── TRECHO SELECIONADO ──
Palavrantiga: Sem pretenção, as composições foram assumindo lugar nos cultos e nos barzinhos

Palavrantiga - músicas tocadas nos cultos e nos barzinhos

Atualizado: Sexta-feira, 11 Janeiro de 2013 as 11:34

 

Com o cantor Bruno Mars na capa, a edição 37 da revista Billboard Brasil traz uma entrevista com Marcos Almeida, da banda Palavrantiga.
 
Na entrevista, o foco é a livre circulação da banda entre o gospel e secular.
 
"A facilidade que o nosso som tem de transitar nesses circuitos deve-se ao conteúdo humano, estético, espiritual  e poético do nosso fazer artístico – ou seja, aspectos reais anteriores ao mercado", explica Marcos Almeida.
 
Sobre o real estilo musical da Palavrantiga, o músico responde: "Não fazemos da nossa mensagem um fator de distinção estilística, utilizamos parâmetros musicais para fazer distinções musicais. É por isso que nos sentimos mais a vontade com o termo 'rock nacional'"
 
Embora a banda consiga transitar entre o gospel e o secular, Marcos reconhece que ainda há barreiras a serem derrubadas.
───
── MATERIAL APRESENTADO ──
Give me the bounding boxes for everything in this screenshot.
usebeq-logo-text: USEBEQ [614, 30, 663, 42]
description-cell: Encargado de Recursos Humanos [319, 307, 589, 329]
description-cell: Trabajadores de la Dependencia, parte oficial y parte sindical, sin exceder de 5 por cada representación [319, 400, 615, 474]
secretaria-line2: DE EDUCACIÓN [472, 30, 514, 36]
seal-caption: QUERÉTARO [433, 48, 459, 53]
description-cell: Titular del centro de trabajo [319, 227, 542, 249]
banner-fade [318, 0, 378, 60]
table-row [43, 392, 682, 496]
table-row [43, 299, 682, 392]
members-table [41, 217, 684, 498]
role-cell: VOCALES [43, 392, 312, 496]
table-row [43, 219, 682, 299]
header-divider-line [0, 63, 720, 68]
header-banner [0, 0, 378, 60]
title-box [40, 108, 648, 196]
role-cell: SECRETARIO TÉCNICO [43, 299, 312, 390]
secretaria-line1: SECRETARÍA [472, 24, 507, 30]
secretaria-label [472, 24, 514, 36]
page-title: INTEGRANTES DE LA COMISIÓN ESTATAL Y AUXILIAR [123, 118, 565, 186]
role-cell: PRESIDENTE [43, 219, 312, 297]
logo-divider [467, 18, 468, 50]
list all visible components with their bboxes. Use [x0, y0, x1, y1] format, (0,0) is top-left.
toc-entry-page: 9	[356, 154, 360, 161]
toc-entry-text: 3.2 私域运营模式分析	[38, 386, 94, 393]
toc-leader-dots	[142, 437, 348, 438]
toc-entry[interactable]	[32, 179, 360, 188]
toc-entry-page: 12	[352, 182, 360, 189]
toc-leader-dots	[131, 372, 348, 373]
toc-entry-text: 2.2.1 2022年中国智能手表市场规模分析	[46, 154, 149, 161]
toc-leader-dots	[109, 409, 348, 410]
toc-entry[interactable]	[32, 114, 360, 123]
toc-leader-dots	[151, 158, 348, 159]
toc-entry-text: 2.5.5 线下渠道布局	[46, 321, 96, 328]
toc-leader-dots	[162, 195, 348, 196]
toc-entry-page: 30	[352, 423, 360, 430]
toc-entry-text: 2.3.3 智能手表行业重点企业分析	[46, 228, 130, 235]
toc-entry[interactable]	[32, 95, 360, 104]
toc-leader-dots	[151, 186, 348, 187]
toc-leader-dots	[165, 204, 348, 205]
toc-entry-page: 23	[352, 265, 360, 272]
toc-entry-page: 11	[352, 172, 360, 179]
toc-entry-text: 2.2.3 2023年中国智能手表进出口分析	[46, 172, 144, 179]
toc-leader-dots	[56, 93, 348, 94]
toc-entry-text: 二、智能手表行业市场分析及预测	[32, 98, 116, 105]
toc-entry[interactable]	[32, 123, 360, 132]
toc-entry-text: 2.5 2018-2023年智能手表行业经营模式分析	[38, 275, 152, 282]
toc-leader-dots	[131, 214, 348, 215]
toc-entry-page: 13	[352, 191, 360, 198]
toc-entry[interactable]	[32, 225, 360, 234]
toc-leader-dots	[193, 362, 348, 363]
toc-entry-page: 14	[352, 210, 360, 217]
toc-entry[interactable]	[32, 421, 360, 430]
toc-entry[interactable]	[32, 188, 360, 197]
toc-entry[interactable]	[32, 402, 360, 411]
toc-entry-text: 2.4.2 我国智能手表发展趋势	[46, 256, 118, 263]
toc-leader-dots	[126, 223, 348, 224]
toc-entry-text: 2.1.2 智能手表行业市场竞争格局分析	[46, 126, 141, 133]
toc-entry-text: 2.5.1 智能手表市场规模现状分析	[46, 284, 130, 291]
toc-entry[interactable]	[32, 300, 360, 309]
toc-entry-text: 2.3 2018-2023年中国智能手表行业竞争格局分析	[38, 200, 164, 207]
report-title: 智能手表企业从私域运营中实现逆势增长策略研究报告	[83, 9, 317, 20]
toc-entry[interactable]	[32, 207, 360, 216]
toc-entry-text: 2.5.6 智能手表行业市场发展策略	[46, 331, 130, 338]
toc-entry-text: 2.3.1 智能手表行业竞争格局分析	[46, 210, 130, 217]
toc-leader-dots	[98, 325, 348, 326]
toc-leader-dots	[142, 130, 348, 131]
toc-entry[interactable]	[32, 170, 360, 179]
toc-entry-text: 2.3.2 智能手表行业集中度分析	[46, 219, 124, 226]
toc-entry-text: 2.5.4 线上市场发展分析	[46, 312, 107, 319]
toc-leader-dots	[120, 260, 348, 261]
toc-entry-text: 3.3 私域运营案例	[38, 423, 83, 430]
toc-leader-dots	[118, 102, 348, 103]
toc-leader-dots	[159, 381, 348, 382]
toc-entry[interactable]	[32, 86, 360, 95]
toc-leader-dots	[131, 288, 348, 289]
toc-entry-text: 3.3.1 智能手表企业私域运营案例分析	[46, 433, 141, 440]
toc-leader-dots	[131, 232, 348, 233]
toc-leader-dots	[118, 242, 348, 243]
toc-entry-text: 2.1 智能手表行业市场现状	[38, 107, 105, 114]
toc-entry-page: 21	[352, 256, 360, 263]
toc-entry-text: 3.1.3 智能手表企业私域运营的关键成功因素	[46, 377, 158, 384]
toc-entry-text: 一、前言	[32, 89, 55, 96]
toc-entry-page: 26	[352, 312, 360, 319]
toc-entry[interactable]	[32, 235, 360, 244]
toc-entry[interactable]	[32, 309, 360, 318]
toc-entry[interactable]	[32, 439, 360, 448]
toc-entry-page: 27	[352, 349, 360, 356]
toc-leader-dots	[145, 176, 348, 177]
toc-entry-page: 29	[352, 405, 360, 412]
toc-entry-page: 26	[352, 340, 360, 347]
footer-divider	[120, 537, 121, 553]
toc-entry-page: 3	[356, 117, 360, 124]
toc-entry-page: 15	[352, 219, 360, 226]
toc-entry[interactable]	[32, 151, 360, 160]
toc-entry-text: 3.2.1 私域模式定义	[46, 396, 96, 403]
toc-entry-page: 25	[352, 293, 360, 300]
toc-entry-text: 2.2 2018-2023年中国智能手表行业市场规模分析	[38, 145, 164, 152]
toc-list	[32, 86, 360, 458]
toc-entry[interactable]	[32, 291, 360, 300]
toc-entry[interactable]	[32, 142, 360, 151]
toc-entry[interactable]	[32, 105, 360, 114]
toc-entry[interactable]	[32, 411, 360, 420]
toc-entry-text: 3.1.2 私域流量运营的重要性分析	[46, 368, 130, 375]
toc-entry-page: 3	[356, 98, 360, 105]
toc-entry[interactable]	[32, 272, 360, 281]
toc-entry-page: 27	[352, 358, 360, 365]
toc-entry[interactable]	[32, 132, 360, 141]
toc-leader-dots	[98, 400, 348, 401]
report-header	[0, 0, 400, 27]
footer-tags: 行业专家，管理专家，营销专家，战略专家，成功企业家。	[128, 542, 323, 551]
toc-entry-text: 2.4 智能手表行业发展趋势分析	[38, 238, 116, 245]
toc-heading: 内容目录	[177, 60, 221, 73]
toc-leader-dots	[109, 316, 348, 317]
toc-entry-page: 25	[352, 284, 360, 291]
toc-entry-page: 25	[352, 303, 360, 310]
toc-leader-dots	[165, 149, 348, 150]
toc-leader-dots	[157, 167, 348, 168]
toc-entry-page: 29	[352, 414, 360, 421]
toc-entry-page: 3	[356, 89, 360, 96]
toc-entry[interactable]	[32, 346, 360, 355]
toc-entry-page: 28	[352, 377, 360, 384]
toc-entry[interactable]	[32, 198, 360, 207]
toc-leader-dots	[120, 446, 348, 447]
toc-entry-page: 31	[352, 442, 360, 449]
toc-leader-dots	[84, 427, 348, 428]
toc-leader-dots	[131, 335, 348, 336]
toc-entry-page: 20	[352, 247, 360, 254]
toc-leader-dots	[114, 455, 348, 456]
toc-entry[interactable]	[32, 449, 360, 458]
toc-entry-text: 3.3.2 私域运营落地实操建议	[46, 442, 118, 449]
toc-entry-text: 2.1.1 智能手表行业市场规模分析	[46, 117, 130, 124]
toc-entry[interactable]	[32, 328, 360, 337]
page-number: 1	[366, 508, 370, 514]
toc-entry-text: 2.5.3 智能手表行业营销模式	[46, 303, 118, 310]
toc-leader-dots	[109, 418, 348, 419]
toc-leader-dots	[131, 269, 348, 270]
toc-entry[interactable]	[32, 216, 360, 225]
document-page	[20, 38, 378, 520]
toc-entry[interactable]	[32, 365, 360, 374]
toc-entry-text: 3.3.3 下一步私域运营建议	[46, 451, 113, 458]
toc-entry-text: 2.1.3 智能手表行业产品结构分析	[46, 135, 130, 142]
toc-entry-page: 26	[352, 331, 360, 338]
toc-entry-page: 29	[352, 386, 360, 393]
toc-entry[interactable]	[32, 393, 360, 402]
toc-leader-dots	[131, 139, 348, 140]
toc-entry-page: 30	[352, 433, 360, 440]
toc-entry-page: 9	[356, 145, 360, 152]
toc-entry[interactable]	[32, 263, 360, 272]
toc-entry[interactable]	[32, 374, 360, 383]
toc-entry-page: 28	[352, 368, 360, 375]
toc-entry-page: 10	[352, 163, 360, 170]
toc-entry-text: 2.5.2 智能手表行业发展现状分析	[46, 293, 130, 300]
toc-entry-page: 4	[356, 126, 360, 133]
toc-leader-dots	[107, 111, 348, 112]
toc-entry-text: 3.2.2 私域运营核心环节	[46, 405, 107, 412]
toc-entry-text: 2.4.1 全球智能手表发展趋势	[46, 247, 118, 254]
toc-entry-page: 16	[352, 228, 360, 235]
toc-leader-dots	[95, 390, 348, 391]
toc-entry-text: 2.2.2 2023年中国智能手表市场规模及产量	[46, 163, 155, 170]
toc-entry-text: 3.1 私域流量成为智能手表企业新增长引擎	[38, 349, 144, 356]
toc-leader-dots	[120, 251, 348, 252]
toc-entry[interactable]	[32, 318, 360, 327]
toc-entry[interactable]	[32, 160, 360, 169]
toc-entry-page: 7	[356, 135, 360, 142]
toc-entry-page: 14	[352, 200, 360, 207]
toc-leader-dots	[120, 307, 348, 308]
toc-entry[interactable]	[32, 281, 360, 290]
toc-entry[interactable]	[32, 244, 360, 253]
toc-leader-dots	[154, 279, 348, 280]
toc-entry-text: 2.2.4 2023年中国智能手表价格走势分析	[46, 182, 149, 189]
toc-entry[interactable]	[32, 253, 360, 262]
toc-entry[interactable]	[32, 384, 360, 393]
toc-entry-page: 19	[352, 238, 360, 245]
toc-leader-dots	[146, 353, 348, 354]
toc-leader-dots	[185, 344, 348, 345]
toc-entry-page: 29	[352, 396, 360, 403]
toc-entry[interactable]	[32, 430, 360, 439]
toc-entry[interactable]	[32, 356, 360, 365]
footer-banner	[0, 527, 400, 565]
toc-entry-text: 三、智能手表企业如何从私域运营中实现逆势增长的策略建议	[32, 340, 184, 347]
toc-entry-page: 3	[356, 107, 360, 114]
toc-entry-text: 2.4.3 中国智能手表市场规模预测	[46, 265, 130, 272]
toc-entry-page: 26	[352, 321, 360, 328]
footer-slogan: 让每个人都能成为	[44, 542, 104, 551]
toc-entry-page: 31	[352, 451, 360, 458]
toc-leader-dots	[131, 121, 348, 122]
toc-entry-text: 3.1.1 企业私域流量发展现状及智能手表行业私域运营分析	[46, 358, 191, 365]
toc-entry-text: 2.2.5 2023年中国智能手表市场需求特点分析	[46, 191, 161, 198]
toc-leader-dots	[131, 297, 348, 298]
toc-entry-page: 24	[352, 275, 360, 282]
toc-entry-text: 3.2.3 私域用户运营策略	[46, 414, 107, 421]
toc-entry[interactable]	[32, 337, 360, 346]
───
COMPLETE O SEGUINTE
[1] Traduza para o inglês esta frase do texto sobre a banda Palavrantiga: "Embora a banda consiga transitar entre o gospel e o secular, Marcos reconhece que ainda há barreiras a serem derrubadas."
[2] Transcreva literalmente o trecho do texto sobre a banda Palavrantiga, começando em "Na entrevista, o" e terminando em "explica Marcos Almeida.".

RESPOSTAS POR ITEM
[1] Although the band manages to move between gospel and secular, Marcos acknowledges that there are still barriers to be broken down.

[2]
Na entrevista, o foco é a livre circulação da banda entre o gospel e secular.
 
"A facilidade que o nosso som tem de transitar nesses circuitos deve-se ao conteúdo humano, estético, espiritual  e poético do nosso fazer artístico – ou seja, aspectos reais anteriores ao mercado", explica Marcos Almeida.